## Given task
Set down the material below in full, matching it exactly.
* begin *
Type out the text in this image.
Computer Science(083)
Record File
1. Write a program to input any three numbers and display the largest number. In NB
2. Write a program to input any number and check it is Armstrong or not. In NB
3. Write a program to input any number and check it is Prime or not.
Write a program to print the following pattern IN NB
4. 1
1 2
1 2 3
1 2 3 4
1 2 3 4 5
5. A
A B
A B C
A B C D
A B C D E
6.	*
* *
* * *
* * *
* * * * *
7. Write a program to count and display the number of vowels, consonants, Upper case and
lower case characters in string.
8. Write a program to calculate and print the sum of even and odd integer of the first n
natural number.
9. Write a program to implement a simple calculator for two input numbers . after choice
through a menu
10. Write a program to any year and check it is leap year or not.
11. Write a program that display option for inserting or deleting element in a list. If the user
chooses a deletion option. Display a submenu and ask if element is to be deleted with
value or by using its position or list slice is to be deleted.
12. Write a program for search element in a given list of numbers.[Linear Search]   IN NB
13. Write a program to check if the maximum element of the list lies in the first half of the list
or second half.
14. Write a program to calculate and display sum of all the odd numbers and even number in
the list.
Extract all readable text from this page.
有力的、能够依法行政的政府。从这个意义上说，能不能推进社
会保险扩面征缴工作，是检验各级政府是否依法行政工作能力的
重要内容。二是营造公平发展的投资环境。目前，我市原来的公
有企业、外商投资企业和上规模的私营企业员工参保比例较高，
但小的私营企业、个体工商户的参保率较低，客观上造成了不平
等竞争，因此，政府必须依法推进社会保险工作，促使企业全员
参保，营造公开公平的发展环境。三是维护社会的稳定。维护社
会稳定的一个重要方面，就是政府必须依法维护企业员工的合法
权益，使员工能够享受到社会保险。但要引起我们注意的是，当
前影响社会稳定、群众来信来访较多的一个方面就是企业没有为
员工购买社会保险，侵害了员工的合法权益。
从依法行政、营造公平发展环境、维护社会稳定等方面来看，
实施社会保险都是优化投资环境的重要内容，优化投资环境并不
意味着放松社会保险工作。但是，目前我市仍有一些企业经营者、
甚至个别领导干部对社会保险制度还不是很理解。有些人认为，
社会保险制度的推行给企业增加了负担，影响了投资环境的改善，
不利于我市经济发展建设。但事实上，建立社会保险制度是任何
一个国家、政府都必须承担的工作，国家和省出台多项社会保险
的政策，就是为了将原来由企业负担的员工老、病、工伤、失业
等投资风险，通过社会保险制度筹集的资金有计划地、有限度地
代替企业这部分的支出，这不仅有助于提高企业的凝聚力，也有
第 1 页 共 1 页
* end *
## Exercise output
Type out the text in this image.
Computer Science(083)
Record File
1. Write a program to input any three numbers and display the largest number. In NB
2. Write a program to input any number and check it is Armstrong or not. In NB
3. Write a program to input any number and check it is Prime or not.
Write a program to print the following pattern IN NB
4. 1
1 2
1 2 3
1 2 3 4
1 2 3 4 5
5. A
A B
A B C
A B C D
A B C D E
6.	*
* *
* * *
* * *
* * * * *
7. Write a program to count and display the number of vowels, consonants, Upper case and
lower case characters in string.
8. Write a program to calculate and print the sum of even and odd integer of the first n
natural number.
9. Write a program to implement a simple calculator for two input numbers . after choice
through a menu
10. Write a program to any year and check it is leap year or not.
11. Write a program that display option for inserting or deleting element in a list. If the user
chooses a deletion option. Display a submenu and ask if element is to be deleted with
value or by using its position or list slice is to be deleted.
12. Write a program for search element in a given list of numbers.[Linear Search]   IN NB
13. Write a program to check if the maximum element of the list lies in the first half of the list
or second half.
14. Write a program to calculate and display sum of all the odd numbers and even number in
the list.
Extract all readable text from this page.
有力的、能够依法行政的政府。从这个意义上说，能不能推进社
会保险扩面征缴工作，是检验各级政府是否依法行政工作能力的
重要内容。二是营造公平发展的投资环境。目前，我市原来的公
有企业、外商投资企业和上规模的私营企业员工参保比例较高，
但小的私营企业、个体工商户的参保率较低，客观上造成了不平
等竞争，因此，政府必须依法推进社会保险工作，促使企业全员
参保，营造公开公平的发展环境。三是维护社会的稳定。维护社
会稳定的一个重要方面，就是政府必须依法维护企业员工的合法
权益，使员工能够享受到社会保险。但要引起我们注意的是，当
前影响社会稳定、群众来信来访较多的一个方面就是企业没有为
员工购买社会保险，侵害了员工的合法权益。
从依法行政、营造公平发展环境、维护社会稳定等方面来看，
实施社会保险都是优化投资环境的重要内容，优化投资环境并不
意味着放松社会保险工作。但是，目前我市仍有一些企业经营者、
甚至个别领导干部对社会保险制度还不是很理解。有些人认为，
社会保险制度的推行给企业增加了负担，影响了投资环境的改善，
不利于我市经济发展建设。但事实上，建立社会保险制度是任何
一个国家、政府都必须承担的工作，国家和省出台多项社会保险
的政策，就是为了将原来由企业负担的员工老、病、工伤、失业
等投资风险，通过社会保险制度筹集的资金有计划地、有限度地
代替企业这部分的支出，这不仅有助于提高企业的凝聚力，也有
第 1 页 共 1 页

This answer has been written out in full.